Read the lines below and count those that have the word "Opinion". Respond with the number only.

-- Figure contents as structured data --
## START
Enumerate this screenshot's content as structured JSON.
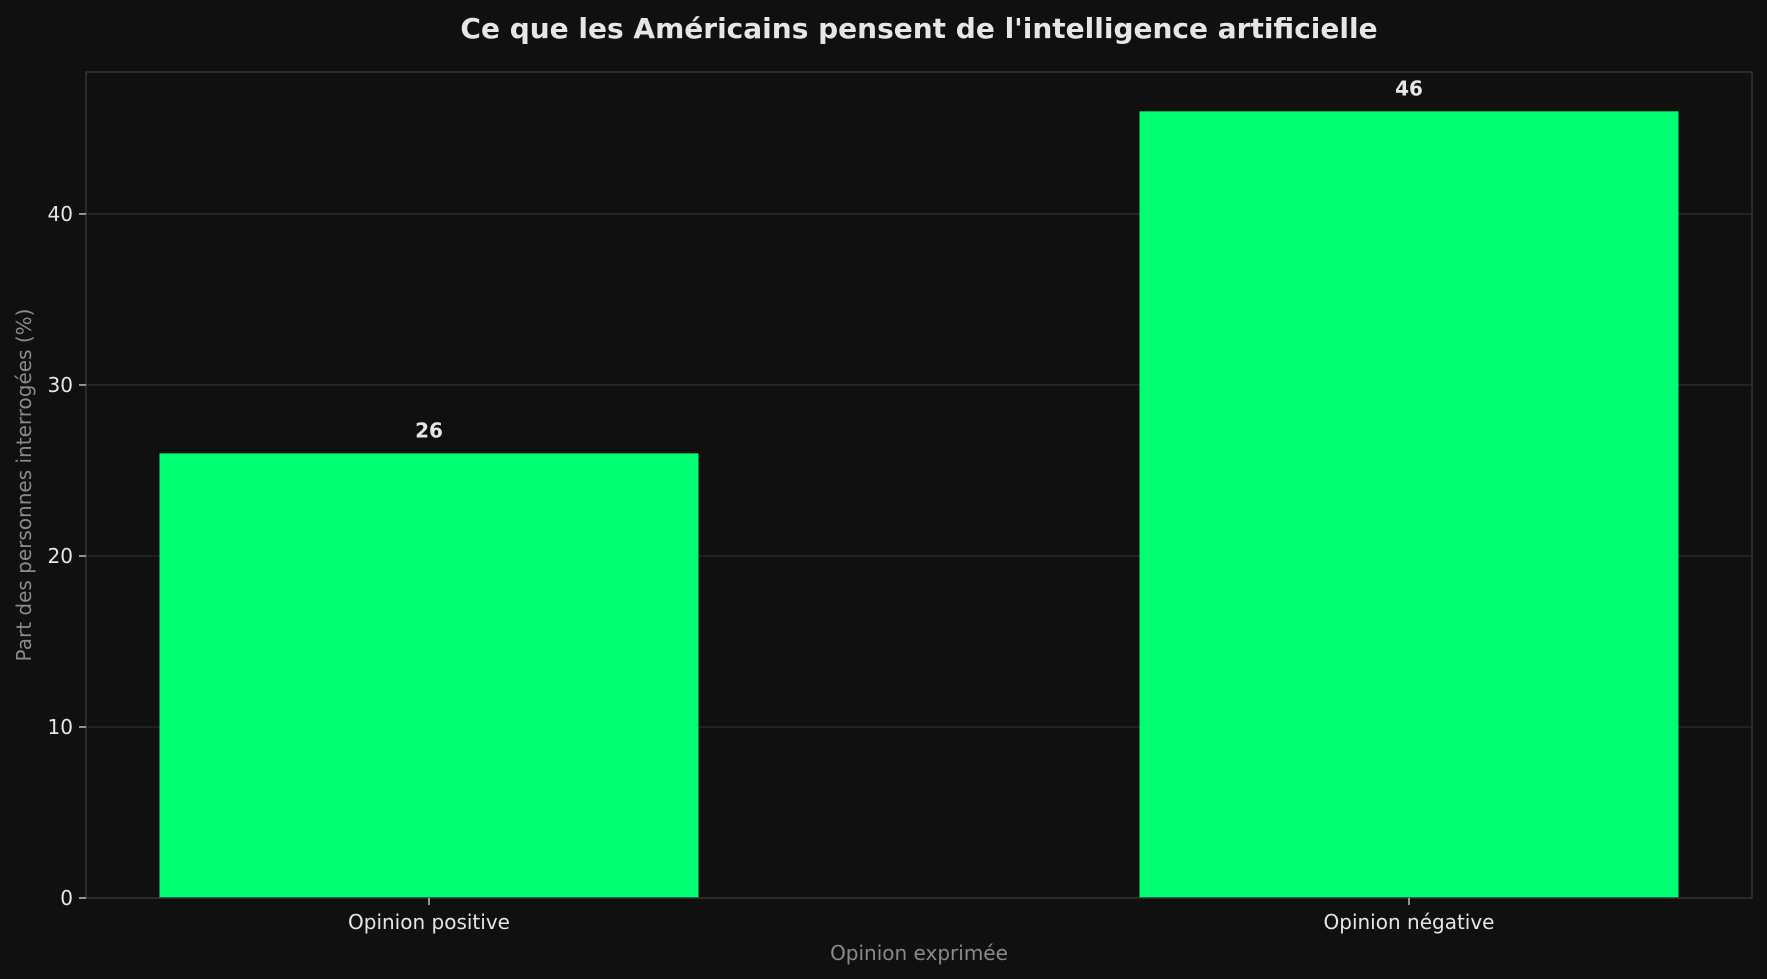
{
  "colors": {
    "background": "#101010",
    "bar": "#00ff73"
  },
  "chart_data": {
    "type": "bar",
    "title": "Ce que les Américains pensent de l'intelligence artificielle",
    "xlabel": "Opinion exprimée",
    "ylabel": "Part des personnes interrogées (%)",
    "categories": [
      "Opinion positive",
      "Opinion négative"
    ],
    "values": [
      26,
      46
    ],
    "value_labels": [
      "26",
      "46"
    ],
    "ylim": [
      0,
      48.3
    ],
    "yticks": [
      0,
      10,
      20,
      30,
      40
    ],
    "grid": true,
    "legend": "none"
  }
}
## END
-- Result of the task --
3